REQUEST:
Only the number is wanted: how many lines contain the string "cohort"?

┄┄┄┄┄┄

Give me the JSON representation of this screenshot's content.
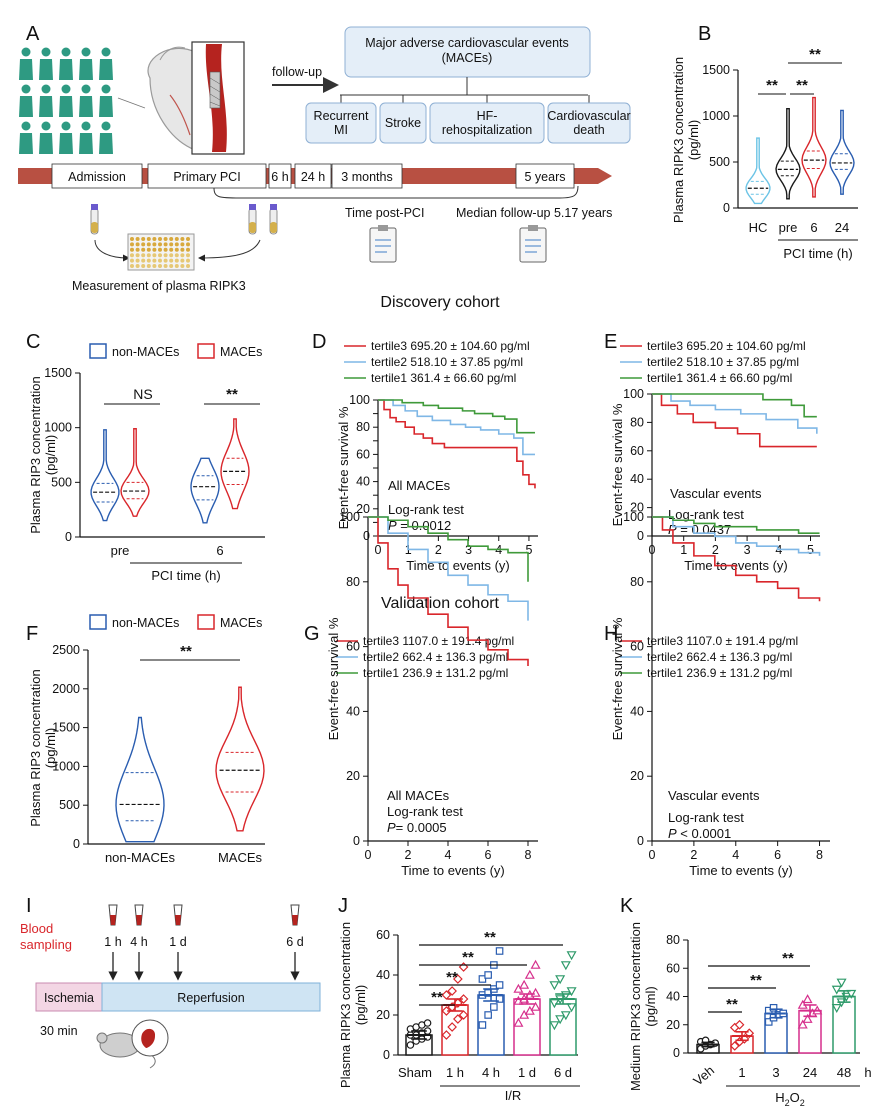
{
  "colors": {
    "black": "#1a1a1a",
    "blue": "#2a5db0",
    "red": "#d9262b",
    "lightblue": "#7fb7e6",
    "green": "#3f9a3a",
    "pink": "#d62f8c",
    "teal": "#2e9a6a",
    "arrow": "#9b2d2d",
    "timeline": "#b85042",
    "ischemia": "#f3d6e4",
    "reperfusion": "#cfe4f3",
    "cyanHC": "#6cc4e6"
  },
  "sections": {
    "discovery": "Discovery cohort",
    "validation": "Validation cohort"
  },
  "panelA": {
    "label": "A",
    "followup": "follow-up",
    "maces_title": "Major adverse cardiovascular events\n(MACEs)",
    "events": [
      "Recurrent\nMI",
      "Stroke",
      "HF-\nrehospitalization",
      "Cardiovascular\ndeath"
    ],
    "timeline": [
      "Admission",
      "Primary PCI",
      "6 h",
      "24 h",
      "3 months",
      "5 years"
    ],
    "time_post": "Time post-PCI",
    "median": "Median follow-up 5.17 years",
    "measurement": "Measurement of plasma RIPK3"
  },
  "panelI": {
    "label": "I",
    "blood": "Blood\nsampling",
    "times": [
      "1 h",
      "4 h",
      "1 d",
      "6 d"
    ],
    "ischemia": "Ischemia",
    "reperfusion": "Reperfusion",
    "duration": "30 min"
  },
  "chart_data": [
    {
      "id": "B",
      "type": "violin",
      "label": "B",
      "ylabel": "Plasma RIPK3 concentration\n(pg/ml)",
      "ylim": [
        0,
        1500
      ],
      "yticks": [
        0,
        500,
        1000,
        1500
      ],
      "categories": [
        "HC",
        "pre",
        "6",
        "24"
      ],
      "xgroup": "PCI time (h)",
      "medians": [
        215,
        420,
        520,
        490
      ],
      "quartiles": [
        [
          150,
          290
        ],
        [
          350,
          510
        ],
        [
          430,
          620
        ],
        [
          420,
          590
        ]
      ],
      "ranges": [
        [
          50,
          760
        ],
        [
          100,
          1080
        ],
        [
          120,
          1200
        ],
        [
          150,
          1060
        ]
      ],
      "colors": [
        "#6cc4e6",
        "#1a1a1a",
        "#d9262b",
        "#2a5db0"
      ],
      "sig": [
        {
          "from": 1,
          "to": 2,
          "text": "**",
          "level": 0
        },
        {
          "from": 0,
          "to": 1,
          "text": "**",
          "level": 0
        },
        {
          "from": 1,
          "to": 3,
          "text": "**",
          "level": 1
        }
      ]
    },
    {
      "id": "C",
      "type": "violin",
      "label": "C",
      "ylabel": "Plasma RIP3 concentration\n(pg/ml)",
      "ylim": [
        0,
        1500
      ],
      "yticks": [
        0,
        500,
        1000,
        1500
      ],
      "legend": [
        "non-MACEs",
        "MACEs"
      ],
      "groups": [
        "pre",
        "6"
      ],
      "xgroup": "PCI time (h)",
      "series": [
        {
          "name": "non-MACEs",
          "medians": [
            410,
            460
          ],
          "quartiles": [
            [
              320,
              490
            ],
            [
              340,
              560
            ]
          ],
          "ranges": [
            [
              150,
              980
            ],
            [
              130,
              720
            ]
          ]
        },
        {
          "name": "MACEs",
          "medians": [
            420,
            600
          ],
          "quartiles": [
            [
              350,
              500
            ],
            [
              480,
              720
            ]
          ],
          "ranges": [
            [
              190,
              990
            ],
            [
              260,
              1080
            ]
          ]
        }
      ],
      "sig": [
        "NS",
        "**"
      ]
    },
    {
      "id": "F",
      "type": "violin",
      "label": "F",
      "ylabel": "Plasma RIP3 concentration\n(pg/ml)",
      "ylim": [
        0,
        2500
      ],
      "yticks": [
        0,
        500,
        1000,
        1500,
        2000,
        2500
      ],
      "legend": [
        "non-MACEs",
        "MACEs"
      ],
      "categories": [
        "non-MACEs",
        "MACEs"
      ],
      "medians": [
        510,
        950
      ],
      "quartiles": [
        [
          300,
          920
        ],
        [
          670,
          1180
        ]
      ],
      "ranges": [
        [
          30,
          1630
        ],
        [
          170,
          2020
        ]
      ],
      "sig": "**"
    },
    {
      "id": "D",
      "type": "line",
      "label": "D",
      "ylabel": "Event-free survival %",
      "xlabel": "Time to events (y)",
      "xlim": [
        0,
        5.3
      ],
      "ylim": [
        0,
        100
      ],
      "xticks": [
        0,
        1,
        2,
        3,
        4,
        5
      ],
      "yticks": [
        0,
        10,
        20,
        30,
        40,
        50,
        60,
        70,
        80,
        90,
        100
      ],
      "series": [
        {
          "name": "tertile3 695.20 ± 104.60 pg/ml",
          "color": "#d9262b",
          "x": [
            0,
            0.2,
            0.4,
            0.6,
            0.9,
            1.2,
            1.5,
            1.8,
            2.2,
            2.6,
            3.0,
            4.3,
            4.6,
            4.8,
            5.0,
            5.2
          ],
          "y": [
            100,
            93,
            87,
            84,
            80,
            75,
            72,
            68,
            65,
            65,
            65,
            65,
            55,
            45,
            38,
            35
          ]
        },
        {
          "name": "tertile2 518.10 ± 37.85 pg/ml",
          "color": "#7fb7e6",
          "x": [
            0,
            0.5,
            0.9,
            1.3,
            1.8,
            2.4,
            2.9,
            3.4,
            4.0,
            4.5,
            4.8,
            5.2
          ],
          "y": [
            100,
            96,
            92,
            88,
            85,
            82,
            80,
            78,
            75,
            72,
            60,
            60
          ]
        },
        {
          "name": "tertile1 361.4 ± 66.60 pg/ml",
          "color": "#3f9a3a",
          "x": [
            0,
            0.8,
            1.5,
            2.0,
            2.8,
            3.2,
            3.8,
            4.2,
            4.6,
            5.2
          ],
          "y": [
            100,
            98,
            96,
            94,
            92,
            90,
            88,
            86,
            76,
            76
          ]
        }
      ],
      "annotations": [
        "All MACEs",
        "Log-rank test",
        "P = 0.0012"
      ]
    },
    {
      "id": "E",
      "type": "line",
      "label": "E",
      "ylabel": "Event-free survival %",
      "xlabel": "Time to events (y)",
      "xlim": [
        0,
        5.3
      ],
      "ylim": [
        0,
        100
      ],
      "xticks": [
        0,
        1,
        2,
        3,
        4,
        5
      ],
      "yticks": [
        0,
        20,
        40,
        60,
        80,
        100
      ],
      "series": [
        {
          "name": "tertile3 695.20 ± 104.60 pg/ml",
          "color": "#d9262b",
          "x": [
            0,
            0.3,
            0.8,
            1.3,
            2.0,
            2.7,
            3.4,
            5.2
          ],
          "y": [
            100,
            92,
            86,
            80,
            76,
            72,
            63,
            63
          ]
        },
        {
          "name": "tertile2 518.10 ± 37.85 pg/ml",
          "color": "#7fb7e6",
          "x": [
            0,
            0.6,
            1.2,
            2.0,
            2.8,
            3.6,
            4.6,
            5.1,
            5.2
          ],
          "y": [
            100,
            95,
            92,
            89,
            86,
            82,
            76,
            76,
            72
          ]
        },
        {
          "name": "tertile1 361.4 ± 66.60 pg/ml",
          "color": "#3f9a3a",
          "x": [
            0,
            2.5,
            3.5,
            4.4,
            4.8,
            5.2
          ],
          "y": [
            100,
            100,
            96,
            92,
            84,
            84
          ]
        }
      ],
      "annotations": [
        "Vascular events",
        "Log-rank test",
        "P = 0.0437"
      ]
    },
    {
      "id": "G",
      "type": "line",
      "label": "G",
      "ylabel": "Event-free survival %",
      "xlabel": "Time to events (y)",
      "xlim": [
        0,
        8.5
      ],
      "ylim": [
        0,
        100
      ],
      "xticks": [
        0,
        2,
        4,
        6,
        8
      ],
      "yticks": [
        0,
        20,
        40,
        60,
        80,
        100
      ],
      "series": [
        {
          "name": "tertile3 1107.0 ± 191.4 pg/ml",
          "color": "#d9262b",
          "x": [
            0,
            0.5,
            1,
            1.5,
            2,
            3,
            4,
            5,
            6,
            7,
            8
          ],
          "y": [
            100,
            92,
            84,
            79,
            75,
            70,
            66,
            62,
            59,
            56,
            54
          ]
        },
        {
          "name": "tertile2 662.4 ± 136.3 pg/ml",
          "color": "#7fb7e6",
          "x": [
            0,
            1,
            2,
            3,
            4,
            5,
            6,
            7,
            8
          ],
          "y": [
            100,
            95,
            90,
            86,
            82,
            79,
            76,
            74,
            68
          ]
        },
        {
          "name": "tertile1 236.9 ± 131.2 pg/ml",
          "color": "#3f9a3a",
          "x": [
            0,
            1,
            2,
            3,
            4,
            5,
            6,
            7,
            8
          ],
          "y": [
            100,
            99,
            97,
            95,
            93,
            91,
            90,
            89,
            80
          ]
        }
      ],
      "annotations": [
        "All MACEs",
        "Log-rank test",
        "P= 0.0005"
      ]
    },
    {
      "id": "H",
      "type": "line",
      "label": "H",
      "ylabel": "Event-free survival %",
      "xlabel": "Time to events (y)",
      "xlim": [
        0,
        8.5
      ],
      "ylim": [
        0,
        100
      ],
      "xticks": [
        0,
        2,
        4,
        6,
        8
      ],
      "yticks": [
        0,
        20,
        40,
        60,
        80,
        100
      ],
      "series": [
        {
          "name": "tertile3 1107.0 ± 191.4 pg/ml",
          "color": "#d9262b",
          "x": [
            0,
            0.5,
            1,
            2,
            3,
            4,
            5,
            6,
            7,
            8
          ],
          "y": [
            100,
            96,
            92,
            88,
            85,
            82,
            80,
            78,
            75,
            74
          ]
        },
        {
          "name": "tertile2 662.4 ± 136.3 pg/ml",
          "color": "#7fb7e6",
          "x": [
            0,
            1,
            2,
            3,
            4,
            5,
            6,
            7,
            8
          ],
          "y": [
            100,
            97,
            95,
            94,
            92,
            91,
            90,
            89,
            88
          ]
        },
        {
          "name": "tertile1 236.9 ± 131.2 pg/ml",
          "color": "#3f9a3a",
          "x": [
            0,
            1,
            2,
            3,
            4,
            5,
            6,
            7,
            8
          ],
          "y": [
            100,
            99,
            98,
            97,
            97,
            96,
            96,
            95,
            95
          ]
        }
      ],
      "annotations": [
        "Vascular events",
        "Log-rank test",
        "P < 0.0001"
      ]
    },
    {
      "id": "J",
      "type": "bar",
      "label": "J",
      "ylabel": "Plasma RIPK3 concentration\n(pg/ml)",
      "ylim": [
        0,
        60
      ],
      "yticks": [
        0,
        20,
        40,
        60
      ],
      "categories": [
        "Sham",
        "1 h",
        "4 h",
        "1 d",
        "6 d"
      ],
      "xgroup": "I/R",
      "values": [
        10,
        25,
        30,
        28,
        28
      ],
      "errors": [
        2,
        3,
        3,
        2.5,
        2.5
      ],
      "points": [
        [
          5,
          7,
          8,
          9,
          10,
          10,
          11,
          12,
          13,
          14,
          15,
          16
        ],
        [
          10,
          14,
          18,
          20,
          22,
          24,
          26,
          28,
          30,
          32,
          38,
          44
        ],
        [
          15,
          20,
          24,
          28,
          30,
          31,
          33,
          35,
          38,
          40,
          45,
          52
        ],
        [
          16,
          20,
          22,
          24,
          27,
          28,
          30,
          31,
          33,
          35,
          40,
          45
        ],
        [
          15,
          18,
          20,
          24,
          26,
          28,
          30,
          32,
          35,
          38,
          45,
          50
        ]
      ],
      "colors": [
        "#1a1a1a",
        "#d9262b",
        "#2a5db0",
        "#d62f8c",
        "#2e9a6a"
      ],
      "sig": [
        "**",
        "**",
        "**",
        "**"
      ]
    },
    {
      "id": "K",
      "type": "bar",
      "label": "K",
      "ylabel": "Medium RIPK3 concentration\n(pg/ml)",
      "ylim": [
        0,
        80
      ],
      "yticks": [
        0,
        20,
        40,
        60,
        80
      ],
      "categories": [
        "Veh",
        "1",
        "3",
        "24",
        "48"
      ],
      "xunit": "h",
      "xgroup": "H2O2",
      "values": [
        6,
        12,
        28,
        30,
        40
      ],
      "errors": [
        1.5,
        3,
        3,
        4,
        4
      ],
      "points": [
        [
          3,
          5,
          6,
          7,
          8,
          9
        ],
        [
          5,
          8,
          10,
          14,
          18,
          20
        ],
        [
          22,
          25,
          27,
          28,
          30,
          32
        ],
        [
          20,
          24,
          28,
          30,
          34,
          38
        ],
        [
          32,
          36,
          40,
          42,
          45,
          50
        ]
      ],
      "colors": [
        "#1a1a1a",
        "#d9262b",
        "#2a5db0",
        "#d62f8c",
        "#2e9a6a"
      ],
      "sig": [
        "**",
        "**",
        "**"
      ]
    }
  ]
}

┄┄┄┄┄┄

SOLUTION TO THE PROBLEM:
2